* [Stored items]
· · · ·
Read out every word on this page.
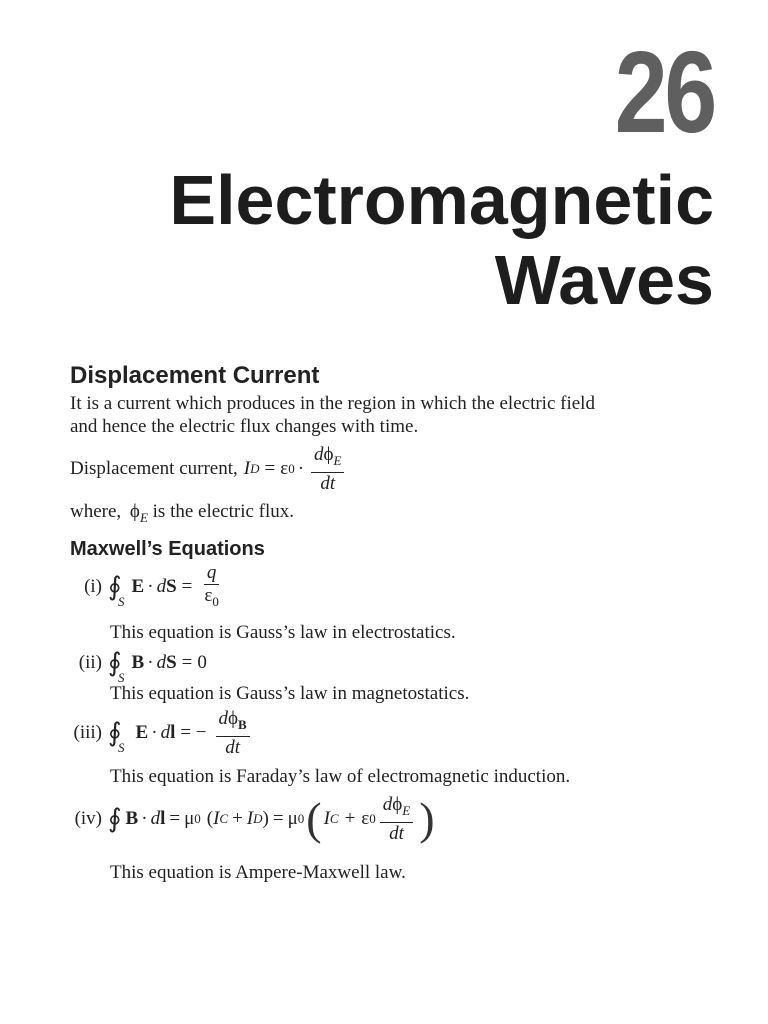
26
Electromagnetic
Waves
Displacement Current
It is a current which produces in the region in which the electric field
and hence the electric flux changes with time.
Displacement current, I D = ε $0 \cdot \frac{d\phi_E}{dt}$
where, $\phi_E$ is the electric flux.
Maxwell’s Equations
(i) ∮
S
E · d $S = \frac{q}{\varepsilon_0}$
This equation is Gauss’s law in electrostatics.
(ii) ∮
S
B · d S = 0
This equation is Gauss’s law in magnetostatics.
(iii) ∮
S
E · d l = − $\frac{d\phi_B}{dt}$
This equation is Faraday’s law of electromagnetic induction.
(iv) ∮ B · d l = μ 0 ( I C + I D ) = μ 0 ( I C + ε $0 \frac{d\phi_E}{dt}$ )
This equation is Ampere-Maxwell law.
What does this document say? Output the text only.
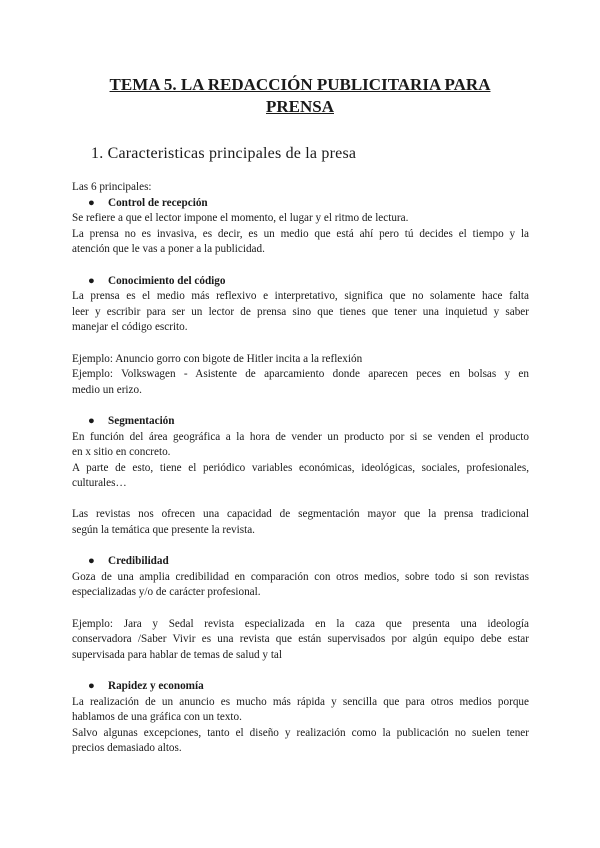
TEMA 5. LA REDACCIÓN PUBLICITARIA PARA
PRENSA
1. Caracteristicas principales de la presa
Las 6 principales:
● Control de recepción
Se refiere a que el lector impone el momento, el lugar y el ritmo de lectura.
La prensa no es invasiva, es decir, es un medio que está ahí pero tú decides el tiempo y la
atención que le vas a poner a la publicidad.
● Conocimiento del código
La prensa es el medio más reflexivo e interpretativo, significa que no solamente hace falta
leer y escribir para ser un lector de prensa sino que tienes que tener una inquietud y saber
manejar el código escrito.
Ejemplo: Anuncio gorro con bigote de Hitler incita a la reflexión
Ejemplo: Volkswagen - Asistente de aparcamiento donde aparecen peces en bolsas y en
medio un erizo.
● Segmentación
En función del área geográfica a la hora de vender un producto por si se venden el producto
en x sitio en concreto.
A parte de esto, tiene el periódico variables económicas, ideológicas, sociales, profesionales,
culturales…
Las revistas nos ofrecen una capacidad de segmentación mayor que la prensa tradicional
según la temática que presente la revista.
● Credibilidad
Goza de una amplia credibilidad en comparación con otros medios, sobre todo si son revistas
especializadas y/o de carácter profesional.
Ejemplo: Jara y Sedal revista especializada en la caza que presenta una ideología
conservadora /Saber Vivir es una revista que están supervisados por algún equipo debe estar
supervisada para hablar de temas de salud y tal
● Rapidez y economía
La realización de un anuncio es mucho más rápida y sencilla que para otros medios porque
hablamos de una gráfica con un texto.
Salvo algunas excepciones, tanto el diseño y realización como la publicación no suelen tener
precios demasiado altos.
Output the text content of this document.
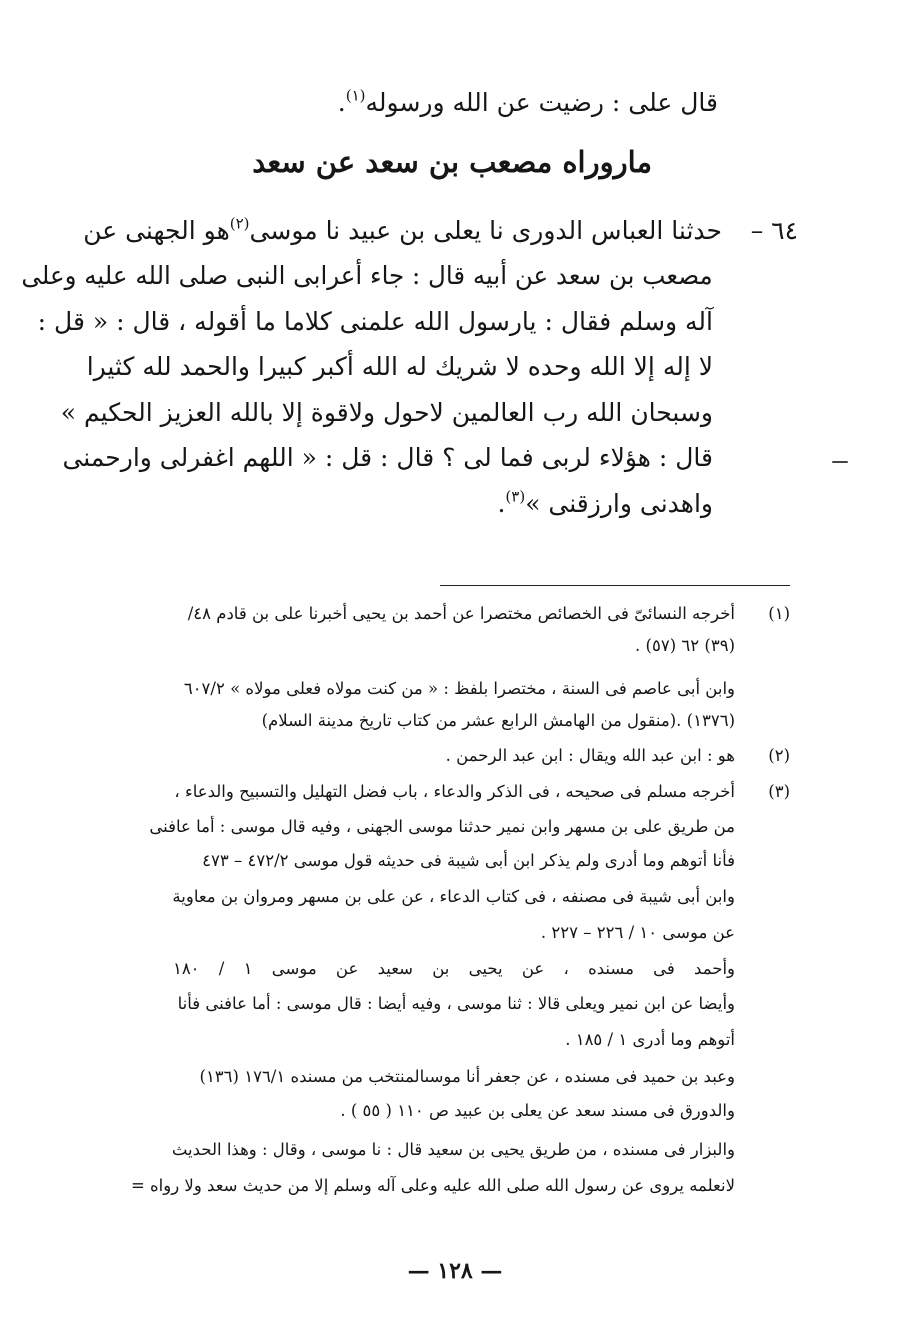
قال على : رضيت عن الله ورسوله$^{(١)}$.
ماروراه مصعب بن سعد عن سعد
٦٤ –
حدثنا العباس الدورى نا يعلى بن عبيد نا موسى$^{(٢)}$
هو الجهنى عن
مصعب بن سعد عن أبيه قال : جاء أعرابى النبى صلى الله عليه وعلى
آله وسلم فقال : يارسول الله علمنى كلاما ما أقوله ، قال : « قل :
لا إله إلا الله وحده لا شريك له الله أكبر كبيرا والحمد لله كثيرا
وسبحان الله رب العالمين لاحول ولاقوة إلا بالله العزيز الحكيم »
قال : هؤلاء لربى فما لى ؟ قال : قل : « اللهم اغفرلى وارحمنى
واهدنى وارزقنى »$^{(٣)}$.
(١)
أخرجه النسائىّ فى الخصائص مختصرا عن أحمد بن يحيى أخبرنا على بن قادم ٤٨/
(٣٩) ٦٢ (٥٧) .
وابن أبى عاصم فى السنة ، مختصرا بلفظ : « من كنت مولاه فعلى مولاه » ٦٠٧/٢
(١٣٧٦) .(منقول من الهامش الرابع عشر من كتاب تاريخ مدينة السلام)
(٢)
هو : ابن عبد الله ويقال : ابن عبد الرحمن .
(٣)
أخرجه مسلم فى صحيحه ، فى الذكر والدعاء ، باب فضل التهليل والتسبيح والدعاء ،
من طريق على بن مسهر وابن نمير حدثنا موسى الجهنى ، وفيه قال موسى : أما عافنى
فأنا أتوهم وما أدرى ولم يذكر ابن أبى شيبة فى حديثه قول موسى ٤٧٢/٢ – ٤٧٣
وابن أبى شيبة فى مصنفه ، فى كتاب الدعاء ، عن على بن مسهر ومروان بن معاوية
عن موسى ١٠ / ٢٢٦ – ٢٢٧ .
وأحمد فى مسنده ، عن يحيى بن سعيد عن موسى ١ / ١٨٠
وأيضا عن ابن نمير ويعلى قالا : ثنا موسى ، وفيه أيضا : قال موسى : أما عافنى فأنا
أتوهم وما أدرى ١ / ١٨٥ .
وعبد بن حميد فى مسنده ، عن جعفر أنا موسىالمنتخب من مسنده ١٧٦/١ (١٣٦)
والدورق فى مسند سعد عن يعلى بن عبيد ص ١١٠ ( ٥٥ ) .
والبزار فى مسنده ، من طريق يحيى بن سعيد قال : نا موسى ، وقال : وهذا الحديث
لانعلمه يروى عن رسول الله صلى الله عليه وعلى آله وسلم إلا من حديث سعد ولا رواه =
— ١٢٨ —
· · · ·
* [Task to carry out] Skip the images and write out the rest of the listing exactly.

* [Final answer]
Read out every word on this page.
26
Electromagnetic
Waves
Displacement Current
It is a current which produces in the region in which the electric field
and hence the electric flux changes with time.
Displacement current, I D = ε $0 \cdot \frac{d\phi_E}{dt}$
where, $\phi_E$ is the electric flux.
Maxwell’s Equations
(i) ∮
S
E · d $S = \frac{q}{\varepsilon_0}$
This equation is Gauss’s law in electrostatics.
(ii) ∮
S
B · d S = 0
This equation is Gauss’s law in magnetostatics.
(iii) ∮
S
E · d l = − $\frac{d\phi_B}{dt}$
This equation is Faraday’s law of electromagnetic induction.
(iv) ∮ B · d l = μ 0 ( I C + I D ) = μ 0 ( I C + ε $0 \frac{d\phi_E}{dt}$ )
This equation is Ampere-Maxwell law.
What does this document say? Output the text only.
TEMA 5. LA REDACCIÓN PUBLICITARIA PARA
PRENSA
1. Caracteristicas principales de la presa
Las 6 principales:
● Control de recepción
Se refiere a que el lector impone el momento, el lugar y el ritmo de lectura.
La prensa no es invasiva, es decir, es un medio que está ahí pero tú decides el tiempo y la
atención que le vas a poner a la publicidad.
● Conocimiento del código
La prensa es el medio más reflexivo e interpretativo, significa que no solamente hace falta
leer y escribir para ser un lector de prensa sino que tienes que tener una inquietud y saber
manejar el código escrito.
Ejemplo: Anuncio gorro con bigote de Hitler incita a la reflexión
Ejemplo: Volkswagen - Asistente de aparcamiento donde aparecen peces en bolsas y en
medio un erizo.
● Segmentación
En función del área geográfica a la hora de vender un producto por si se venden el producto
en x sitio en concreto.
A parte de esto, tiene el periódico variables económicas, ideológicas, sociales, profesionales,
culturales…
Las revistas nos ofrecen una capacidad de segmentación mayor que la prensa tradicional
según la temática que presente la revista.
● Credibilidad
Goza de una amplia credibilidad en comparación con otros medios, sobre todo si son revistas
especializadas y/o de carácter profesional.
Ejemplo: Jara y Sedal revista especializada en la caza que presenta una ideología
conservadora /Saber Vivir es una revista que están supervisados por algún equipo debe estar
supervisada para hablar de temas de salud y tal
● Rapidez y economía
La realización de un anuncio es mucho más rápida y sencilla que para otros medios porque
hablamos de una gráfica con un texto.
Salvo algunas excepciones, tanto el diseño y realización como la publicación no suelen tener
precios demasiado altos.
Output the text content of this document.
قال على : رضيت عن الله ورسوله$^{(١)}$.
ماروراه مصعب بن سعد عن سعد
٦٤ –
حدثنا العباس الدورى نا يعلى بن عبيد نا موسى$^{(٢)}$
هو الجهنى عن
مصعب بن سعد عن أبيه قال : جاء أعرابى النبى صلى الله عليه وعلى
آله وسلم فقال : يارسول الله علمنى كلاما ما أقوله ، قال : « قل :
لا إله إلا الله وحده لا شريك له الله أكبر كبيرا والحمد لله كثيرا
وسبحان الله رب العالمين لاحول ولاقوة إلا بالله العزيز الحكيم »
قال : هؤلاء لربى فما لى ؟ قال : قل : « اللهم اغفرلى وارحمنى
واهدنى وارزقنى »$^{(٣)}$.
(١)
أخرجه النسائىّ فى الخصائص مختصرا عن أحمد بن يحيى أخبرنا على بن قادم ٤٨/
(٣٩) ٦٢ (٥٧) .
وابن أبى عاصم فى السنة ، مختصرا بلفظ : « من كنت مولاه فعلى مولاه » ٦٠٧/٢
(١٣٧٦) .(منقول من الهامش الرابع عشر من كتاب تاريخ مدينة السلام)
(٢)
هو : ابن عبد الله ويقال : ابن عبد الرحمن .
(٣)
أخرجه مسلم فى صحيحه ، فى الذكر والدعاء ، باب فضل التهليل والتسبيح والدعاء ،
من طريق على بن مسهر وابن نمير حدثنا موسى الجهنى ، وفيه قال موسى : أما عافنى
فأنا أتوهم وما أدرى ولم يذكر ابن أبى شيبة فى حديثه قول موسى ٤٧٢/٢ – ٤٧٣
وابن أبى شيبة فى مصنفه ، فى كتاب الدعاء ، عن على بن مسهر ومروان بن معاوية
عن موسى ١٠ / ٢٢٦ – ٢٢٧ .
وأحمد فى مسنده ، عن يحيى بن سعيد عن موسى ١ / ١٨٠
وأيضا عن ابن نمير ويعلى قالا : ثنا موسى ، وفيه أيضا : قال موسى : أما عافنى فأنا
أتوهم وما أدرى ١ / ١٨٥ .
وعبد بن حميد فى مسنده ، عن جعفر أنا موسىالمنتخب من مسنده ١٧٦/١ (١٣٦)
والدورق فى مسند سعد عن يعلى بن عبيد ص ١١٠ ( ٥٥ ) .
والبزار فى مسنده ، من طريق يحيى بن سعيد قال : نا موسى ، وقال : وهذا الحديث
لانعلمه يروى عن رسول الله صلى الله عليه وعلى آله وسلم إلا من حديث سعد ولا رواه =
— ١٢٨ —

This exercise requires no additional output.